▶ Challenge
Calculate how many lines in the following records hold the word "Ошибка", and report that number without comment.
— Start of Task data —
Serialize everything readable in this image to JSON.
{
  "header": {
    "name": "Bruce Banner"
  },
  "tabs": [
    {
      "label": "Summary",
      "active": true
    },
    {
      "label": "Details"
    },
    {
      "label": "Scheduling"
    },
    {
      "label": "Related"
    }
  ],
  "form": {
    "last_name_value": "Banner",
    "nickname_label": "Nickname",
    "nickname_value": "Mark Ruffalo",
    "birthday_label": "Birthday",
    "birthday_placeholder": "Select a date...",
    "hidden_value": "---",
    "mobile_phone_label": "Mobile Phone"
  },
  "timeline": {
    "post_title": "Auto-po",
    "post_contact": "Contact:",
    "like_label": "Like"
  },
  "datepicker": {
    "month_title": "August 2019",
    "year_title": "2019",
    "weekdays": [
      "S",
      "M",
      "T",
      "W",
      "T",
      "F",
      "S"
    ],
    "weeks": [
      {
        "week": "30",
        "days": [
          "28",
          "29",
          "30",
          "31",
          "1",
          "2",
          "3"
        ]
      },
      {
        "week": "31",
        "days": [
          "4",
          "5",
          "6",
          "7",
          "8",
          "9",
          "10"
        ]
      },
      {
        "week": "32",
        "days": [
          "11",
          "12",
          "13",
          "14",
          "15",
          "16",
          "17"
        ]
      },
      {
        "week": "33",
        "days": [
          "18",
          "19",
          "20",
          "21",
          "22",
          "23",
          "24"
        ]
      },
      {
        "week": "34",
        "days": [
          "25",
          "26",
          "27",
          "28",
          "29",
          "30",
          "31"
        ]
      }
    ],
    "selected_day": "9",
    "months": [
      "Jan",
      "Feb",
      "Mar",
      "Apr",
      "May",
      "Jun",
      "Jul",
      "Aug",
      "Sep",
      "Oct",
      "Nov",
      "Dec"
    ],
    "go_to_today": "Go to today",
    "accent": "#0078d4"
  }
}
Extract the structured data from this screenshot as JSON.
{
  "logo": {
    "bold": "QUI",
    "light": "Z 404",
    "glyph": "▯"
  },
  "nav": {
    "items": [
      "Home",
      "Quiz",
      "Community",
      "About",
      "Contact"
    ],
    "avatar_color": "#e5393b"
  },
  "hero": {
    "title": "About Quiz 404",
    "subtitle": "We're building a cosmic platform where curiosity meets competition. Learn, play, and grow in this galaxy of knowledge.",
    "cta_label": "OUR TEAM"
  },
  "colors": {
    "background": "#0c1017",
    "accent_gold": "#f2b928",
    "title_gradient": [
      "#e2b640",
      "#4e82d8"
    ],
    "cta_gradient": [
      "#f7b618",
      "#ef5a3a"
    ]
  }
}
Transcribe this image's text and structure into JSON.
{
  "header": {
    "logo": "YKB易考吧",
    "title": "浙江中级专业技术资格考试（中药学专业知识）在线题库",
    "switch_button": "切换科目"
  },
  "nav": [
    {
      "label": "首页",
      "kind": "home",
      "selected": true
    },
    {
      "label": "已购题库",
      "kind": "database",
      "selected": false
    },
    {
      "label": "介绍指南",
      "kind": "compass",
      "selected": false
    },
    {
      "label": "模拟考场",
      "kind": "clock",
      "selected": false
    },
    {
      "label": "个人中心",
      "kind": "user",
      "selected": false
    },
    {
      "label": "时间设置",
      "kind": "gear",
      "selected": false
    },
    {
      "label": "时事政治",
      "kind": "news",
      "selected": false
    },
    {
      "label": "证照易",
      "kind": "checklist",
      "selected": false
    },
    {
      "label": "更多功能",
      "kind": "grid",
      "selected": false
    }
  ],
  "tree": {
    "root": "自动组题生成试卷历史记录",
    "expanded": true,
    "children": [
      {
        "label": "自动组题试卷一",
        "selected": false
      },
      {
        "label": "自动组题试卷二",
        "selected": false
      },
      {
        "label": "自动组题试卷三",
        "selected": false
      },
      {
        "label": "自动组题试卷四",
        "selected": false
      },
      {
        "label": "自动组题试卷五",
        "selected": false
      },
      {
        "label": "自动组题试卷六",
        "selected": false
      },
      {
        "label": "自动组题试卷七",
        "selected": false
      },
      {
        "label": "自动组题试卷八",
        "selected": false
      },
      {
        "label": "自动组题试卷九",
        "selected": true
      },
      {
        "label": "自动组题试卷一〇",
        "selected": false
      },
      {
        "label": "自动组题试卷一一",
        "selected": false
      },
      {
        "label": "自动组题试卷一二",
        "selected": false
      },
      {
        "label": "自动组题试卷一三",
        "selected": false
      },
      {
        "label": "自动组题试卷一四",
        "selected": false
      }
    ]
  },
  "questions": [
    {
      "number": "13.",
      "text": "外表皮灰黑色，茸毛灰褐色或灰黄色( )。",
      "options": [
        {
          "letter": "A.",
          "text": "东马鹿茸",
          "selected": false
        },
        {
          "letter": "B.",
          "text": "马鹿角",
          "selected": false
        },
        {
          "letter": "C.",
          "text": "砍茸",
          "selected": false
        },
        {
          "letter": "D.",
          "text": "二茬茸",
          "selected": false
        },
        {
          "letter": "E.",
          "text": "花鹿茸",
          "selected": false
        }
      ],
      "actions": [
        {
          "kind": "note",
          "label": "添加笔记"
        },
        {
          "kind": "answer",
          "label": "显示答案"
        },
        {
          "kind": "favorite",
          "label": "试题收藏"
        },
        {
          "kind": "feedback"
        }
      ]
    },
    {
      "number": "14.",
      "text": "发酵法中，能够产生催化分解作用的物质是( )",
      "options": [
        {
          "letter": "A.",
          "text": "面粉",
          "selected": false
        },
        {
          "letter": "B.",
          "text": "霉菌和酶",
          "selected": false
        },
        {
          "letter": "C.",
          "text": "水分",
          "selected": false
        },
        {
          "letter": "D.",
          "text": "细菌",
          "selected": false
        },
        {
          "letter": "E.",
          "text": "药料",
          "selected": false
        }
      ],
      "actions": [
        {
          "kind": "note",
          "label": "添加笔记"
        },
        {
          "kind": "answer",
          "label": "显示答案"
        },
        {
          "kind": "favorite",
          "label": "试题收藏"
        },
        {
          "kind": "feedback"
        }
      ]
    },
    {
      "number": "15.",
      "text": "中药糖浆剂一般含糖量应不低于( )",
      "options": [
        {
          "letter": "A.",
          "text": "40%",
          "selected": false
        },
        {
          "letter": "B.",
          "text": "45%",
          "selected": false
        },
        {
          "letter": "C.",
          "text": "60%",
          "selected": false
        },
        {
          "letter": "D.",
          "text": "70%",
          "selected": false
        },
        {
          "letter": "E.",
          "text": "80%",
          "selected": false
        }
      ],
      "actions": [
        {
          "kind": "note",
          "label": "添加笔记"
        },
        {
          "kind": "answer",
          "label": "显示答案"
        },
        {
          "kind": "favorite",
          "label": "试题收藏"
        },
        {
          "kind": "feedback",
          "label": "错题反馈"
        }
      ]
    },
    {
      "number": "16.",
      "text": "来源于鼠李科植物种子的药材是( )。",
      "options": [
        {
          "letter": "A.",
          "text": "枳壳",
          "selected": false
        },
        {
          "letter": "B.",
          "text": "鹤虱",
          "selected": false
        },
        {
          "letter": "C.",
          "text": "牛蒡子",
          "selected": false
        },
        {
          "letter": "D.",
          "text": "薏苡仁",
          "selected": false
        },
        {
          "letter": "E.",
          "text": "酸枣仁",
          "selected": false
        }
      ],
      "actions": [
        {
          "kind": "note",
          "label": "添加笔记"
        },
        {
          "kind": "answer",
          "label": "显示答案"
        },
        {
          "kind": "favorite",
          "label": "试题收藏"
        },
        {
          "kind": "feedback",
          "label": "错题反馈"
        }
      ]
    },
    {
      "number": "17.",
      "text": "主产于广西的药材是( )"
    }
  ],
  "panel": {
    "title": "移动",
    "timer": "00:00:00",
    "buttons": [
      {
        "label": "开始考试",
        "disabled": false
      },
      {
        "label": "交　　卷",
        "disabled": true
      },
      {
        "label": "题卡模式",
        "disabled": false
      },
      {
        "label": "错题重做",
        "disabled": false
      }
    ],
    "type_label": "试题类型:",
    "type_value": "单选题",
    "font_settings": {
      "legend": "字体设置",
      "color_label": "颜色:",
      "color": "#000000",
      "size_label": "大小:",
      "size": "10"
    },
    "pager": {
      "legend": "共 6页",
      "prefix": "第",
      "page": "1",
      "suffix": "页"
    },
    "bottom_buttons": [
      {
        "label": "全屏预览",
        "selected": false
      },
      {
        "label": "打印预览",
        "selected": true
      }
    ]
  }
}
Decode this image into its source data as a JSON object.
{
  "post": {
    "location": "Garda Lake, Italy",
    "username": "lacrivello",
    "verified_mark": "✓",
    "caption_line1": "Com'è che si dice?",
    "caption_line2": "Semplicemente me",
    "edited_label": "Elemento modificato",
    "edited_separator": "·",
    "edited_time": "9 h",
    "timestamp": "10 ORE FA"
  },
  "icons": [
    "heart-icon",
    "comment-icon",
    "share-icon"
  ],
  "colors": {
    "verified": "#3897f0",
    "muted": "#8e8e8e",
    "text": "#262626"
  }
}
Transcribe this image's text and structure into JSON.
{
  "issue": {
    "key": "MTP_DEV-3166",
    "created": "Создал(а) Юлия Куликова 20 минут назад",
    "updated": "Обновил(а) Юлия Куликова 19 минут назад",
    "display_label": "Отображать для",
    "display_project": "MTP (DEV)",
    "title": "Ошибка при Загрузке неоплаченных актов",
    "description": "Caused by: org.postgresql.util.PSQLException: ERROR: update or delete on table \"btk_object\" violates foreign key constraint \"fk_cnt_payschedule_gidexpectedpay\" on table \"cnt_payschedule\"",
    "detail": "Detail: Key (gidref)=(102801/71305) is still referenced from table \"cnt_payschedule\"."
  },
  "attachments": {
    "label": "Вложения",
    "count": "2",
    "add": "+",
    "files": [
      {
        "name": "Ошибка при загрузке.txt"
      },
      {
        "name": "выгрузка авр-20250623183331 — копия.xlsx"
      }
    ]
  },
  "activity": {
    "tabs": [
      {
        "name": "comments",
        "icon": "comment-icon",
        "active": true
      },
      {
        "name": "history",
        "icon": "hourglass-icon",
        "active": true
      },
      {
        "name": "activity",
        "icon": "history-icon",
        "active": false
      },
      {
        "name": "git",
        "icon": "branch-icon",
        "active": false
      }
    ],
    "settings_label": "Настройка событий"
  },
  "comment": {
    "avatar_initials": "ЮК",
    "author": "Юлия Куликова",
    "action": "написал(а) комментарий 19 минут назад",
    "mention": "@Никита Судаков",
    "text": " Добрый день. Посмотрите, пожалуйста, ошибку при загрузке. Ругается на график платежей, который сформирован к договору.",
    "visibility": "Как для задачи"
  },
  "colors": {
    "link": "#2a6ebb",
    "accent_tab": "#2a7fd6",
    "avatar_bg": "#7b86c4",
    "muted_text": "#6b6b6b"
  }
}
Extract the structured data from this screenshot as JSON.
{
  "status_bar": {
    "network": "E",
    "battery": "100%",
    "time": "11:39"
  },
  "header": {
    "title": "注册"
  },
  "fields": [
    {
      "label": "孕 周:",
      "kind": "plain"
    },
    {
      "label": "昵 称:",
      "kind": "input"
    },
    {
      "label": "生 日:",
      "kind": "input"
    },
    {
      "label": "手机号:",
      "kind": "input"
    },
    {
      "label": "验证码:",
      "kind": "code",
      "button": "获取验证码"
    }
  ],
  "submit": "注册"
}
— End of Task data —
▶ Full output
2